>>>>

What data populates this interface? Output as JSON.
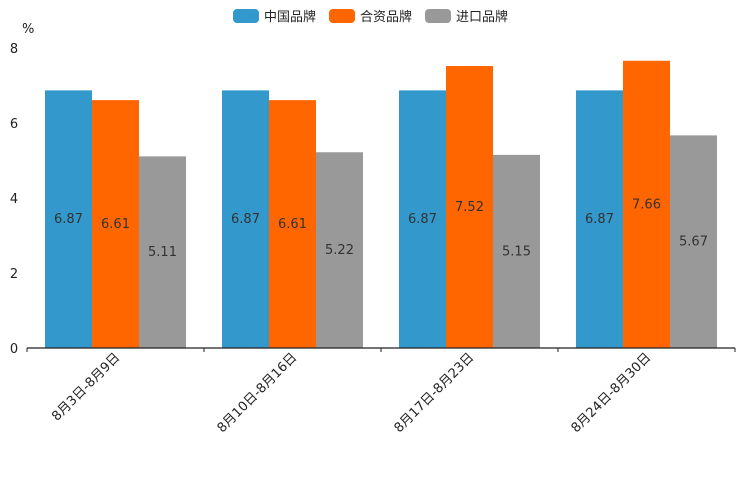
{
  "chart_data": {
    "type": "bar",
    "title": "",
    "xlabel": "",
    "ylabel": "%",
    "ylim": [
      0,
      8
    ],
    "yticks": [
      0,
      2,
      4,
      6,
      8
    ],
    "grid": false,
    "legend_position": "top-center",
    "categories": [
      "8月3日-8月9日",
      "8月10日-8月16日",
      "8月17日-8月23日",
      "8月24日-8月30日"
    ],
    "series": [
      {
        "name": "中国品牌",
        "color": "#3399cc",
        "values": [
          6.87,
          6.87,
          6.87,
          6.87
        ]
      },
      {
        "name": "合资品牌",
        "color": "#ff6600",
        "values": [
          6.61,
          6.61,
          7.52,
          7.66
        ]
      },
      {
        "name": "进口品牌",
        "color": "#999999",
        "values": [
          5.11,
          5.22,
          5.15,
          5.67
        ]
      }
    ]
  }
}
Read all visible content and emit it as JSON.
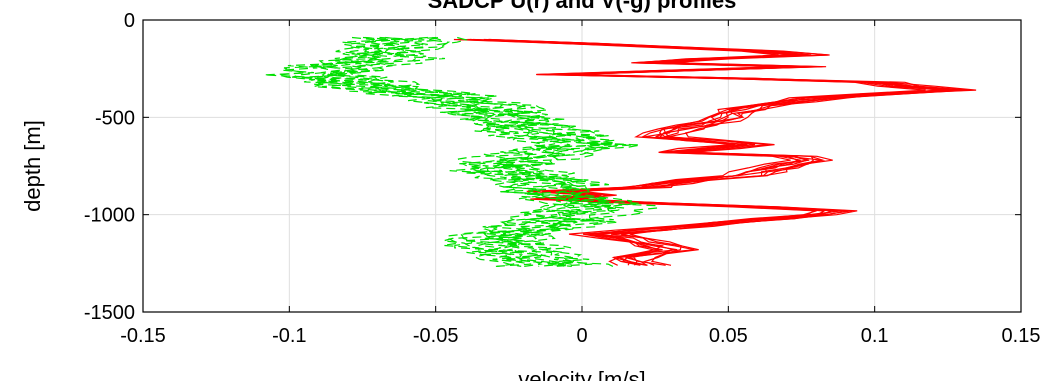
{
  "chart_data": {
    "type": "line",
    "title": "SADCP U(r) and V(-g) profiles",
    "xlabel": "velocity [m/s]",
    "ylabel": "depth [m]",
    "xlim": [
      -0.15,
      0.15
    ],
    "ylim": [
      -1500,
      0
    ],
    "xticks": [
      -0.15,
      -0.1,
      -0.05,
      0,
      0.05,
      0.1,
      0.15
    ],
    "xtick_labels": [
      "-0.15",
      "-0.1",
      "-0.05",
      "0",
      "0.05",
      "0.1",
      "0.15"
    ],
    "yticks": [
      0,
      -500,
      -1000,
      -1500
    ],
    "ytick_labels": [
      "0",
      "-500",
      "-1000",
      "-1500"
    ],
    "grid": true,
    "series": [
      {
        "color": "#ff0000",
        "dash": "solid",
        "ensemble": "center-with-spread",
        "depth_step": 20,
        "depth_range": [
          -100,
          -1260
        ],
        "profile_count": 10,
        "spread": 0.009,
        "noise": 0.004,
        "profile": [
          [
            -100,
            -0.04
          ],
          [
            -110,
            -0.02
          ],
          [
            -140,
            0.03
          ],
          [
            -160,
            0.06
          ],
          [
            -180,
            0.075
          ],
          [
            -200,
            0.04
          ],
          [
            -220,
            0.02
          ],
          [
            -240,
            0.075
          ],
          [
            -260,
            0.03
          ],
          [
            -280,
            -0.01
          ],
          [
            -300,
            0.05
          ],
          [
            -320,
            0.1
          ],
          [
            -340,
            0.11
          ],
          [
            -360,
            0.125
          ],
          [
            -380,
            0.1
          ],
          [
            -400,
            0.08
          ],
          [
            -440,
            0.06
          ],
          [
            -480,
            0.05
          ],
          [
            -520,
            0.045
          ],
          [
            -560,
            0.03
          ],
          [
            -600,
            0.025
          ],
          [
            -620,
            0.04
          ],
          [
            -640,
            0.055
          ],
          [
            -680,
            0.03
          ],
          [
            -700,
            0.07
          ],
          [
            -720,
            0.075
          ],
          [
            -760,
            0.065
          ],
          [
            -800,
            0.055
          ],
          [
            -830,
            0.03
          ],
          [
            -860,
            0.02
          ],
          [
            -880,
            -0.01
          ],
          [
            -900,
            0.005
          ],
          [
            -920,
            -0.01
          ],
          [
            -940,
            0.02
          ],
          [
            -960,
            0.06
          ],
          [
            -980,
            0.085
          ],
          [
            -1000,
            0.08
          ],
          [
            -1040,
            0.05
          ],
          [
            -1080,
            0.02
          ],
          [
            -1100,
            0.005
          ],
          [
            -1140,
            0.02
          ],
          [
            -1180,
            0.03
          ],
          [
            -1220,
            0.015
          ],
          [
            -1260,
            0.02
          ]
        ]
      },
      {
        "color": "#00e000",
        "dash": "dashed",
        "ensemble": "scatter",
        "depth_step": 12,
        "depth_range": [
          -90,
          -1270
        ],
        "profile_count": 10,
        "spread": 0.014,
        "noise": 0.01,
        "profile": [
          [
            -90,
            -0.06
          ],
          [
            -120,
            -0.065
          ],
          [
            -160,
            -0.07
          ],
          [
            -200,
            -0.07
          ],
          [
            -240,
            -0.085
          ],
          [
            -280,
            -0.09
          ],
          [
            -320,
            -0.08
          ],
          [
            -360,
            -0.065
          ],
          [
            -400,
            -0.045
          ],
          [
            -440,
            -0.035
          ],
          [
            -480,
            -0.03
          ],
          [
            -520,
            -0.025
          ],
          [
            -560,
            -0.02
          ],
          [
            -600,
            -0.01
          ],
          [
            -640,
            0
          ],
          [
            -680,
            -0.01
          ],
          [
            -720,
            -0.025
          ],
          [
            -760,
            -0.03
          ],
          [
            -800,
            -0.02
          ],
          [
            -840,
            -0.01
          ],
          [
            -880,
            -0.01
          ],
          [
            -920,
            -0.005
          ],
          [
            -960,
            0.005
          ],
          [
            -1000,
            -0.005
          ],
          [
            -1040,
            -0.01
          ],
          [
            -1080,
            -0.02
          ],
          [
            -1120,
            -0.03
          ],
          [
            -1160,
            -0.03
          ],
          [
            -1200,
            -0.02
          ],
          [
            -1240,
            -0.015
          ],
          [
            -1270,
            -0.01
          ]
        ]
      }
    ]
  }
}
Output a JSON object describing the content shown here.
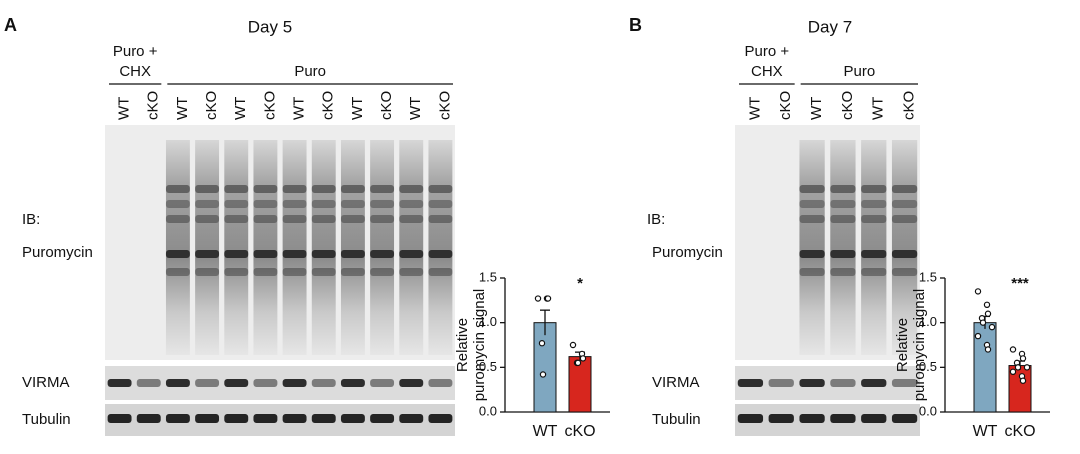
{
  "panels": [
    {
      "letter": "A",
      "title": "Day 5",
      "groups": [
        {
          "label": [
            "Puro +",
            "CHX"
          ],
          "lanes": [
            "WT",
            "cKO"
          ]
        },
        {
          "label": [
            "Puro"
          ],
          "lanes": [
            "WT",
            "cKO",
            "WT",
            "cKO",
            "WT",
            "cKO",
            "WT",
            "cKO",
            "WT",
            "cKO"
          ]
        }
      ],
      "ib_label": "IB:",
      "blots": [
        "Puromycin",
        "VIRMA",
        "Tubulin"
      ]
    },
    {
      "letter": "B",
      "title": "Day 7",
      "groups": [
        {
          "label": [
            "Puro +",
            "CHX"
          ],
          "lanes": [
            "WT",
            "cKO"
          ]
        },
        {
          "label": [
            "Puro"
          ],
          "lanes": [
            "WT",
            "cKO",
            "WT",
            "cKO"
          ]
        }
      ],
      "ib_label": "IB:",
      "blots": [
        "Puromycin",
        "VIRMA",
        "Tubulin"
      ]
    }
  ],
  "chart_data": [
    {
      "type": "bar",
      "ylabel": [
        "Relative",
        "puromycin signal"
      ],
      "categories": [
        "WT",
        "cKO"
      ],
      "values": [
        1.0,
        0.62
      ],
      "errors": [
        0.14,
        0.05
      ],
      "colors": [
        "#7fa7c0",
        "#d7261e"
      ],
      "points": [
        [
          1.27,
          1.27,
          1.27,
          0.77,
          0.42
        ],
        [
          0.75,
          0.65,
          0.6,
          0.55,
          0.55
        ]
      ],
      "annotation": "*",
      "ylim": [
        0,
        1.5
      ],
      "yticks": [
        {
          "value": 0,
          "label": "0.0"
        },
        0.5,
        {
          "value": 1,
          "label": "1.0"
        },
        1.5
      ]
    },
    {
      "type": "bar",
      "ylabel": [
        "Relative",
        "puromycin signal"
      ],
      "categories": [
        "WT",
        "cKO"
      ],
      "values": [
        1.0,
        0.52
      ],
      "errors": [
        0.07,
        0.05
      ],
      "colors": [
        "#7fa7c0",
        "#d7261e"
      ],
      "points": [
        [
          1.35,
          1.2,
          1.1,
          1.05,
          1.0,
          0.95,
          0.85,
          0.75,
          0.7
        ],
        [
          0.7,
          0.65,
          0.6,
          0.55,
          0.5,
          0.5,
          0.45,
          0.4,
          0.35
        ]
      ],
      "annotation": "***",
      "ylim": [
        0,
        1.5
      ],
      "yticks": [
        {
          "value": 0,
          "label": "0.0"
        },
        0.5,
        {
          "value": 1,
          "label": "1.0"
        },
        1.5
      ]
    }
  ]
}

<<<<

TASK GOAL: Show the lines where the word "JSON" appears in the entries.

SOLUTION TO THIS EXERCISE:
What data populates this interface? Output as JSON.
Read all visible content and emit it as JSON.
Output a JSON object describing the content shown here.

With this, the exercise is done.